*** INFORMATION SUPPLIED
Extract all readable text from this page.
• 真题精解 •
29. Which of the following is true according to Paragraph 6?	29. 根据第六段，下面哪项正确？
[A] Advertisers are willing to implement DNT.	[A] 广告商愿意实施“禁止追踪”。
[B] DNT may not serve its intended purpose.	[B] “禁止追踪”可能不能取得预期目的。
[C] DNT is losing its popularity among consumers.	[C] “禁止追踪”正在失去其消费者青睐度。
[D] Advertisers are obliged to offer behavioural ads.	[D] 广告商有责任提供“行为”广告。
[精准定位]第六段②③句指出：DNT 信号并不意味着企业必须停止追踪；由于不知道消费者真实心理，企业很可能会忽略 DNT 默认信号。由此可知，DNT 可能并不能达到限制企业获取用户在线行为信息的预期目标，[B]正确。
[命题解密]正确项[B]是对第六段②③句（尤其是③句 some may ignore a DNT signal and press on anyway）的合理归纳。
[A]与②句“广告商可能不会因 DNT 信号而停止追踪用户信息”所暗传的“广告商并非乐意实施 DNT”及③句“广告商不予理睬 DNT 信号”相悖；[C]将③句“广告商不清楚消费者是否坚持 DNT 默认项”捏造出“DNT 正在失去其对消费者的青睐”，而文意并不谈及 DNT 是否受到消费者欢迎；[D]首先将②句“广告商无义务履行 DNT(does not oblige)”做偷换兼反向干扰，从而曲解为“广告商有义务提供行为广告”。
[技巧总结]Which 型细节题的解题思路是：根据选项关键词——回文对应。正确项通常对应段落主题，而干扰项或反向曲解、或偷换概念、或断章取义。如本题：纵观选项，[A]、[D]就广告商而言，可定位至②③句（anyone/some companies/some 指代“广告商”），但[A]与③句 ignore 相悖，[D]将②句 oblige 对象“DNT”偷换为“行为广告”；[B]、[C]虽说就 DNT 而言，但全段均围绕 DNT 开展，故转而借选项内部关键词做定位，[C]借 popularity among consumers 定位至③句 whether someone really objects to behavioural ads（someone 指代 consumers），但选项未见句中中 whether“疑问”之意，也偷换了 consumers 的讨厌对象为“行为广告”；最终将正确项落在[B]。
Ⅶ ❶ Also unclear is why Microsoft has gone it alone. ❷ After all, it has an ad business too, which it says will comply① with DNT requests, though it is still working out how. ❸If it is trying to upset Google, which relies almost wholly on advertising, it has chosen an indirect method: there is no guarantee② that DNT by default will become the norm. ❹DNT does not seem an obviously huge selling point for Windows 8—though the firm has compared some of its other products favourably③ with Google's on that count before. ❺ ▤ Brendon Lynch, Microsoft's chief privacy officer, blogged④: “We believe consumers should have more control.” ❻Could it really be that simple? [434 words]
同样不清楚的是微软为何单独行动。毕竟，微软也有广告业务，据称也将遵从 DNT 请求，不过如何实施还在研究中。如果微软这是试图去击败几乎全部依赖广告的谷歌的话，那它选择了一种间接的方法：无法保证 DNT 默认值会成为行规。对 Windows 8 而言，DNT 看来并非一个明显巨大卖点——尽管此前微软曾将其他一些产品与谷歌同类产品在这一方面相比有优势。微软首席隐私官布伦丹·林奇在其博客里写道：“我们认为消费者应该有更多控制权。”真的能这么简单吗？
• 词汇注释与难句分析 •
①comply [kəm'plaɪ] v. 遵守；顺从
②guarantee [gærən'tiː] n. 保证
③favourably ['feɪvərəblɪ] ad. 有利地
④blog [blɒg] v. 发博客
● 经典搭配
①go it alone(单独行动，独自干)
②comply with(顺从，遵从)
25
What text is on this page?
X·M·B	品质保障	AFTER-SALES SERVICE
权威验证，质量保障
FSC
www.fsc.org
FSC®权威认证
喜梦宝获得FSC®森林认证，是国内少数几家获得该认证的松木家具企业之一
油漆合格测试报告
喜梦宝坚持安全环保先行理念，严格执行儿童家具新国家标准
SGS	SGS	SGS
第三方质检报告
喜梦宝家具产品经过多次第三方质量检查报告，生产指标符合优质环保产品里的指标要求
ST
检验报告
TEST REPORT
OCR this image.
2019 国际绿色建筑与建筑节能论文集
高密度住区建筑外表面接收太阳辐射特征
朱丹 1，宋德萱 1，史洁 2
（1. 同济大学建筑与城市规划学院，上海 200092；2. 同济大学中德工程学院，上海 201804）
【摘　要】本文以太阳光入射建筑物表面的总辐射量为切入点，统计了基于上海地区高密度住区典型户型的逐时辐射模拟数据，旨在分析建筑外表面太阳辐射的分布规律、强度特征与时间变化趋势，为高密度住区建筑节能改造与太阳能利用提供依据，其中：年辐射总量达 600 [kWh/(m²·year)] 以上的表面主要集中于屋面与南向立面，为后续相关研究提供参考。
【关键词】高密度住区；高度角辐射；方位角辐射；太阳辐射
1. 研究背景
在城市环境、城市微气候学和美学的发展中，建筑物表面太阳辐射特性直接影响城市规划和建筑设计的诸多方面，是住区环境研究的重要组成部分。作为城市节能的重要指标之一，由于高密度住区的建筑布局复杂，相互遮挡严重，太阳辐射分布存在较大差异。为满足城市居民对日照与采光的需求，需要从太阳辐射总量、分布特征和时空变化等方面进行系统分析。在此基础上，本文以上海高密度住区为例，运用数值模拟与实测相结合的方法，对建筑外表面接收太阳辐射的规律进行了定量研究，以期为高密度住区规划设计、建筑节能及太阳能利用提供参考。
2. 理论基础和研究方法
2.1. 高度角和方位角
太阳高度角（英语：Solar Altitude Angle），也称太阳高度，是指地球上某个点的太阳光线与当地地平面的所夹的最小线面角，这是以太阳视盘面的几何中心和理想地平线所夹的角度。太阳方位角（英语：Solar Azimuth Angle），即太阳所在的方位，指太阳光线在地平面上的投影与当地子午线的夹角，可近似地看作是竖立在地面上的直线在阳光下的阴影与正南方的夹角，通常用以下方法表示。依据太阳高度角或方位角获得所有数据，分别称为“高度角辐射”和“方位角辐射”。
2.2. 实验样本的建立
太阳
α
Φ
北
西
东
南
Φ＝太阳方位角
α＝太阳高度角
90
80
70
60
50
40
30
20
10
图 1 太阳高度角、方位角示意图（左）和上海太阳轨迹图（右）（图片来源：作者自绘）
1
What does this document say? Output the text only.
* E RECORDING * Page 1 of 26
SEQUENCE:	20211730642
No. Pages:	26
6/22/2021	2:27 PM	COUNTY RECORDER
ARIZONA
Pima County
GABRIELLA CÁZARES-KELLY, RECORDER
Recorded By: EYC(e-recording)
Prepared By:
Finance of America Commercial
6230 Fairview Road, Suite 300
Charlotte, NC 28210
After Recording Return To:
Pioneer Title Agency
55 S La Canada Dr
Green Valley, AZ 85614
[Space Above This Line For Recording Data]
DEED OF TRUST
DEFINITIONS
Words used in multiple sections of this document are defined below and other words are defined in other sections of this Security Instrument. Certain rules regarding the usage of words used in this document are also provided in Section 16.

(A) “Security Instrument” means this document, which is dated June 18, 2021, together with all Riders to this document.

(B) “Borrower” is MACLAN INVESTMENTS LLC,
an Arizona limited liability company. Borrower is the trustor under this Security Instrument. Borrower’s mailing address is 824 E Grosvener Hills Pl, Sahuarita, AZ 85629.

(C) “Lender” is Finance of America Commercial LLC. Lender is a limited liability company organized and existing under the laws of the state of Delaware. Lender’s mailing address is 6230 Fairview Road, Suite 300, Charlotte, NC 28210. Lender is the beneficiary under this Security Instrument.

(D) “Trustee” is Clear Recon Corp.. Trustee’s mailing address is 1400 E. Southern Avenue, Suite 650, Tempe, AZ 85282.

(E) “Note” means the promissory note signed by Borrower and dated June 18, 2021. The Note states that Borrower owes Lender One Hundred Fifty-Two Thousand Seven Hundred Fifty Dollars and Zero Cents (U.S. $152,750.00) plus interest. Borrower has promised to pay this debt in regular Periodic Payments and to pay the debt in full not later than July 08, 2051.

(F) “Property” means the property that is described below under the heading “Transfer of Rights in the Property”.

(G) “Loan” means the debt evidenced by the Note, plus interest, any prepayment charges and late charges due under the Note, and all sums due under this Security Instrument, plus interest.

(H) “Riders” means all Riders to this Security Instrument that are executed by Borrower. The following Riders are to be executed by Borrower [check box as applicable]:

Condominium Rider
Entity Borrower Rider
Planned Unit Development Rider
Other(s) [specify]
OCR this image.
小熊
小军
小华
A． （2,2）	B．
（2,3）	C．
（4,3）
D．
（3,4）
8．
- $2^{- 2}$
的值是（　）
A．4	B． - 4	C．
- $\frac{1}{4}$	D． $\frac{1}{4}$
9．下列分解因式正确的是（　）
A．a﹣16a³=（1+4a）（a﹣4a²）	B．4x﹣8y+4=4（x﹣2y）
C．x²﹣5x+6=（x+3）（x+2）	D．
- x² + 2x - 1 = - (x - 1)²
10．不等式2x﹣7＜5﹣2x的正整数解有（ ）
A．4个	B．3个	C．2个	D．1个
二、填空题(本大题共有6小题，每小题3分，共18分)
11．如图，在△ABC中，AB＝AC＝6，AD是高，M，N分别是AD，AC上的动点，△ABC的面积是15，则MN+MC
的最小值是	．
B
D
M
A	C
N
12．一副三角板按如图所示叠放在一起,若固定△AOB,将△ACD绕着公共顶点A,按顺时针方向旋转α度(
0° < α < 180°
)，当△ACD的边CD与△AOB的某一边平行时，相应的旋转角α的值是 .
******
*AIM OF THE EXERCISE*
The answer is the number of lines in the preceding material that hold "America"; write that number and nothing else.

*OUTPUT FOR THIS TASK*
2